• [Aim] Each line of the material below should be reproduced exactly.

-- Start of The input --

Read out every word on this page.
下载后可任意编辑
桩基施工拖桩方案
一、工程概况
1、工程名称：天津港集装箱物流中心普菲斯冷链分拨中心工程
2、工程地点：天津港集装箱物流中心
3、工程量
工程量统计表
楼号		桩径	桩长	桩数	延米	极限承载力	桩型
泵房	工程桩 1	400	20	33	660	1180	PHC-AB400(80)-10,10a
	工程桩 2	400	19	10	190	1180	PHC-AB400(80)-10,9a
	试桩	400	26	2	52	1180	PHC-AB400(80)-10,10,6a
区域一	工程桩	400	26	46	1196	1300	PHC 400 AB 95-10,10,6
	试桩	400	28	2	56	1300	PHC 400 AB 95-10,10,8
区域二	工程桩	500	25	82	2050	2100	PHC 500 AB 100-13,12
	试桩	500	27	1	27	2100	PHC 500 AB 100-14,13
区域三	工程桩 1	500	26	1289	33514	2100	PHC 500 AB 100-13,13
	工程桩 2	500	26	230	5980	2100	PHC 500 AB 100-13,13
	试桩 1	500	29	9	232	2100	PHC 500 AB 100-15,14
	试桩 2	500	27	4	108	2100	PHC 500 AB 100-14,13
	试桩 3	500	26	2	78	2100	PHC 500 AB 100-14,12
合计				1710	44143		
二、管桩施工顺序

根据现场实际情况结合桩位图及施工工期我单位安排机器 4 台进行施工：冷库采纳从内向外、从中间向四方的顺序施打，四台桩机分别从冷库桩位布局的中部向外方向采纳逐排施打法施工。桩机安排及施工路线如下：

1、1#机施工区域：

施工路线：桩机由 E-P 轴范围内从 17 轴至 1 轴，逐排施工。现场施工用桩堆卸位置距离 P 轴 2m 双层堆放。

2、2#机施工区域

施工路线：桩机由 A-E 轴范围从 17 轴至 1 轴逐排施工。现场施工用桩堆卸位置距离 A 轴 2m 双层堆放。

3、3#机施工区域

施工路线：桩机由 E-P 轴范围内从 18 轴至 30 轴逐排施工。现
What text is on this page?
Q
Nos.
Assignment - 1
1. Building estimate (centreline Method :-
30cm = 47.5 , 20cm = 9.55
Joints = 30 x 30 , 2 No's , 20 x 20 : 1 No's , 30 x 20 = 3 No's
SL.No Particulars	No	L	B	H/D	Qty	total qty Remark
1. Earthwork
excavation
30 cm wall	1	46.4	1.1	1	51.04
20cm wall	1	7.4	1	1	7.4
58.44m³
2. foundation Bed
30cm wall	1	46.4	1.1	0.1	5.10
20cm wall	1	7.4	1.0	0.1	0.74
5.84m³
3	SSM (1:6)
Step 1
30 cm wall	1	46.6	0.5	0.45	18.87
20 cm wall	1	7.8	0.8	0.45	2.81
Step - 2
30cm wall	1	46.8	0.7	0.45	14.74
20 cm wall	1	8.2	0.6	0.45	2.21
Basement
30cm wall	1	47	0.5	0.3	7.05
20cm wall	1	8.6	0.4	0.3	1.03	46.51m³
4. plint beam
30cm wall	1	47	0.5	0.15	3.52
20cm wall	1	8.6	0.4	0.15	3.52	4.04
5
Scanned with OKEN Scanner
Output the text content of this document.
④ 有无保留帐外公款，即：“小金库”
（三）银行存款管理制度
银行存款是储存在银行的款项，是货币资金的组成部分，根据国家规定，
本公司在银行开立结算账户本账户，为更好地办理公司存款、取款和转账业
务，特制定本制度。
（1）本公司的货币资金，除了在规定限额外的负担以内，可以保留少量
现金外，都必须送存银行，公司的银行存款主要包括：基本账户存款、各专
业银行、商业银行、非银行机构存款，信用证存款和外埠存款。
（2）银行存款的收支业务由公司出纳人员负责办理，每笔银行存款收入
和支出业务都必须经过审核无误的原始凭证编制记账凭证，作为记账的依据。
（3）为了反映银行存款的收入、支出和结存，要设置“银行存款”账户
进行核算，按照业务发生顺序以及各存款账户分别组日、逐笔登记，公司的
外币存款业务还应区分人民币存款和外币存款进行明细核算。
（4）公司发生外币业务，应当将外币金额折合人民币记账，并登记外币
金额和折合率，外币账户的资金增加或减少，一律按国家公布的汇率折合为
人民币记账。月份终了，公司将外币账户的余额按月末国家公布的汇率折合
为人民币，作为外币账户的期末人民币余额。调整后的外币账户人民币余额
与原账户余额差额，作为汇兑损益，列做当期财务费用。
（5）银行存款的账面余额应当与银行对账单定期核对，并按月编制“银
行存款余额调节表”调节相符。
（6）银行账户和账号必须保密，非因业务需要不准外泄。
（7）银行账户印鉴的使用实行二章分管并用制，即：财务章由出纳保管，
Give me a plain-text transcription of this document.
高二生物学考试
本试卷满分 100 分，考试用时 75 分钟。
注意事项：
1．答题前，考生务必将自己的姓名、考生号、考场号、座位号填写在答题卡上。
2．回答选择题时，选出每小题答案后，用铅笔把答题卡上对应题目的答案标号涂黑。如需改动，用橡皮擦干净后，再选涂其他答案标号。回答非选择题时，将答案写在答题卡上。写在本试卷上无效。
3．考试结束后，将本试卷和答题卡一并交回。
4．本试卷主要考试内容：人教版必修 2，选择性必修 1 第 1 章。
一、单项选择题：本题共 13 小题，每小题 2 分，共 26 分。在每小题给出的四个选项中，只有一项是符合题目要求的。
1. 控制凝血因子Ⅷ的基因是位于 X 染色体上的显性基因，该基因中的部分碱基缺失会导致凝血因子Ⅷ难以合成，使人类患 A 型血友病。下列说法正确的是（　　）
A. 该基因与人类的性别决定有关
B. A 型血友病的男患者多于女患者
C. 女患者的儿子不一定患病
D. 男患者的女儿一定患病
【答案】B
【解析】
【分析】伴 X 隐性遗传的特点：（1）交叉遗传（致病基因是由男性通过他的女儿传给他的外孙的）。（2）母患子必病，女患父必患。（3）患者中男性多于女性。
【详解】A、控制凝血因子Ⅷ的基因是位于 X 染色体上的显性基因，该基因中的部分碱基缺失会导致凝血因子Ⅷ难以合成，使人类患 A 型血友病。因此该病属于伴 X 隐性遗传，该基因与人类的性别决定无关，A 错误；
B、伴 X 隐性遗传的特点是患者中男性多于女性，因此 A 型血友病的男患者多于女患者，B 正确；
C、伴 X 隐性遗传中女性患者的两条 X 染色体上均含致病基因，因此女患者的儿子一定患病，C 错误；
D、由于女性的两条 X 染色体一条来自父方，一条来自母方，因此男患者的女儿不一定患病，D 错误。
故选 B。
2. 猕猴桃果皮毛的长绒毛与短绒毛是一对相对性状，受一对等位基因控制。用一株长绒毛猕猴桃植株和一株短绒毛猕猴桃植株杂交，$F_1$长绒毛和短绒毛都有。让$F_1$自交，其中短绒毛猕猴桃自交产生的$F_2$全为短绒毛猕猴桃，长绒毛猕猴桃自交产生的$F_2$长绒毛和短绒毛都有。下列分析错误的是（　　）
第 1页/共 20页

-- End of The input --

• [Output below]
Read out every word on this page.
下载后可任意编辑
桩基施工拖桩方案
一、工程概况
1、工程名称：天津港集装箱物流中心普菲斯冷链分拨中心工程
2、工程地点：天津港集装箱物流中心
3、工程量
工程量统计表
楼号		桩径	桩长	桩数	延米	极限承载力	桩型
泵房	工程桩 1	400	20	33	660	1180	PHC-AB400(80)-10,10a
	工程桩 2	400	19	10	190	1180	PHC-AB400(80)-10,9a
	试桩	400	26	2	52	1180	PHC-AB400(80)-10,10,6a
区域一	工程桩	400	26	46	1196	1300	PHC 400 AB 95-10,10,6
	试桩	400	28	2	56	1300	PHC 400 AB 95-10,10,8
区域二	工程桩	500	25	82	2050	2100	PHC 500 AB 100-13,12
	试桩	500	27	1	27	2100	PHC 500 AB 100-14,13
区域三	工程桩 1	500	26	1289	33514	2100	PHC 500 AB 100-13,13
	工程桩 2	500	26	230	5980	2100	PHC 500 AB 100-13,13
	试桩 1	500	29	9	232	2100	PHC 500 AB 100-15,14
	试桩 2	500	27	4	108	2100	PHC 500 AB 100-14,13
	试桩 3	500	26	2	78	2100	PHC 500 AB 100-14,12
合计				1710	44143		
二、管桩施工顺序

根据现场实际情况结合桩位图及施工工期我单位安排机器 4 台进行施工：冷库采纳从内向外、从中间向四方的顺序施打，四台桩机分别从冷库桩位布局的中部向外方向采纳逐排施打法施工。桩机安排及施工路线如下：

1、1#机施工区域：

施工路线：桩机由 E-P 轴范围内从 17 轴至 1 轴，逐排施工。现场施工用桩堆卸位置距离 P 轴 2m 双层堆放。

2、2#机施工区域

施工路线：桩机由 A-E 轴范围从 17 轴至 1 轴逐排施工。现场施工用桩堆卸位置距离 A 轴 2m 双层堆放。

3、3#机施工区域

施工路线：桩机由 E-P 轴范围内从 18 轴至 30 轴逐排施工。现
What text is on this page?
Q
Nos.
Assignment - 1
1. Building estimate (centreline Method :-
30cm = 47.5 , 20cm = 9.55
Joints = 30 x 30 , 2 No's , 20 x 20 : 1 No's , 30 x 20 = 3 No's
SL.No Particulars	No	L	B	H/D	Qty	total qty Remark
1. Earthwork
excavation
30 cm wall	1	46.4	1.1	1	51.04
20cm wall	1	7.4	1	1	7.4
58.44m³
2. foundation Bed
30cm wall	1	46.4	1.1	0.1	5.10
20cm wall	1	7.4	1.0	0.1	0.74
5.84m³
3	SSM (1:6)
Step 1
30 cm wall	1	46.6	0.5	0.45	18.87
20 cm wall	1	7.8	0.8	0.45	2.81
Step - 2
30cm wall	1	46.8	0.7	0.45	14.74
20 cm wall	1	8.2	0.6	0.45	2.21
Basement
30cm wall	1	47	0.5	0.3	7.05
20cm wall	1	8.6	0.4	0.3	1.03	46.51m³
4. plint beam
30cm wall	1	47	0.5	0.15	3.52
20cm wall	1	8.6	0.4	0.15	3.52	4.04
5
Scanned with OKEN Scanner
Output the text content of this document.
④ 有无保留帐外公款，即：“小金库”
（三）银行存款管理制度
银行存款是储存在银行的款项，是货币资金的组成部分，根据国家规定，
本公司在银行开立结算账户本账户，为更好地办理公司存款、取款和转账业
务，特制定本制度。
（1）本公司的货币资金，除了在规定限额外的负担以内，可以保留少量
现金外，都必须送存银行，公司的银行存款主要包括：基本账户存款、各专
业银行、商业银行、非银行机构存款，信用证存款和外埠存款。
（2）银行存款的收支业务由公司出纳人员负责办理，每笔银行存款收入
和支出业务都必须经过审核无误的原始凭证编制记账凭证，作为记账的依据。
（3）为了反映银行存款的收入、支出和结存，要设置“银行存款”账户
进行核算，按照业务发生顺序以及各存款账户分别组日、逐笔登记，公司的
外币存款业务还应区分人民币存款和外币存款进行明细核算。
（4）公司发生外币业务，应当将外币金额折合人民币记账，并登记外币
金额和折合率，外币账户的资金增加或减少，一律按国家公布的汇率折合为
人民币记账。月份终了，公司将外币账户的余额按月末国家公布的汇率折合
为人民币，作为外币账户的期末人民币余额。调整后的外币账户人民币余额
与原账户余额差额，作为汇兑损益，列做当期财务费用。
（5）银行存款的账面余额应当与银行对账单定期核对，并按月编制“银
行存款余额调节表”调节相符。
（6）银行账户和账号必须保密，非因业务需要不准外泄。
（7）银行账户印鉴的使用实行二章分管并用制，即：财务章由出纳保管，
Give me a plain-text transcription of this document.
高二生物学考试
本试卷满分 100 分，考试用时 75 分钟。
注意事项：
1．答题前，考生务必将自己的姓名、考生号、考场号、座位号填写在答题卡上。
2．回答选择题时，选出每小题答案后，用铅笔把答题卡上对应题目的答案标号涂黑。如需改动，用橡皮擦干净后，再选涂其他答案标号。回答非选择题时，将答案写在答题卡上。写在本试卷上无效。
3．考试结束后，将本试卷和答题卡一并交回。
4．本试卷主要考试内容：人教版必修 2，选择性必修 1 第 1 章。
一、单项选择题：本题共 13 小题，每小题 2 分，共 26 分。在每小题给出的四个选项中，只有一项是符合题目要求的。
1. 控制凝血因子Ⅷ的基因是位于 X 染色体上的显性基因，该基因中的部分碱基缺失会导致凝血因子Ⅷ难以合成，使人类患 A 型血友病。下列说法正确的是（　　）
A. 该基因与人类的性别决定有关
B. A 型血友病的男患者多于女患者
C. 女患者的儿子不一定患病
D. 男患者的女儿一定患病
【答案】B
【解析】
【分析】伴 X 隐性遗传的特点：（1）交叉遗传（致病基因是由男性通过他的女儿传给他的外孙的）。（2）母患子必病，女患父必患。（3）患者中男性多于女性。
【详解】A、控制凝血因子Ⅷ的基因是位于 X 染色体上的显性基因，该基因中的部分碱基缺失会导致凝血因子Ⅷ难以合成，使人类患 A 型血友病。因此该病属于伴 X 隐性遗传，该基因与人类的性别决定无关，A 错误；
B、伴 X 隐性遗传的特点是患者中男性多于女性，因此 A 型血友病的男患者多于女患者，B 正确；
C、伴 X 隐性遗传中女性患者的两条 X 染色体上均含致病基因，因此女患者的儿子一定患病，C 错误；
D、由于女性的两条 X 染色体一条来自父方，一条来自母方，因此男患者的女儿不一定患病，D 错误。
故选 B。
2. 猕猴桃果皮毛的长绒毛与短绒毛是一对相对性状，受一对等位基因控制。用一株长绒毛猕猴桃植株和一株短绒毛猕猴桃植株杂交，$F_1$长绒毛和短绒毛都有。让$F_1$自交，其中短绒毛猕猴桃自交产生的$F_2$全为短绒毛猕猴桃，长绒毛猕猴桃自交产生的$F_2$长绒毛和短绒毛都有。下列分析错误的是（　　）
第 1页/共 20页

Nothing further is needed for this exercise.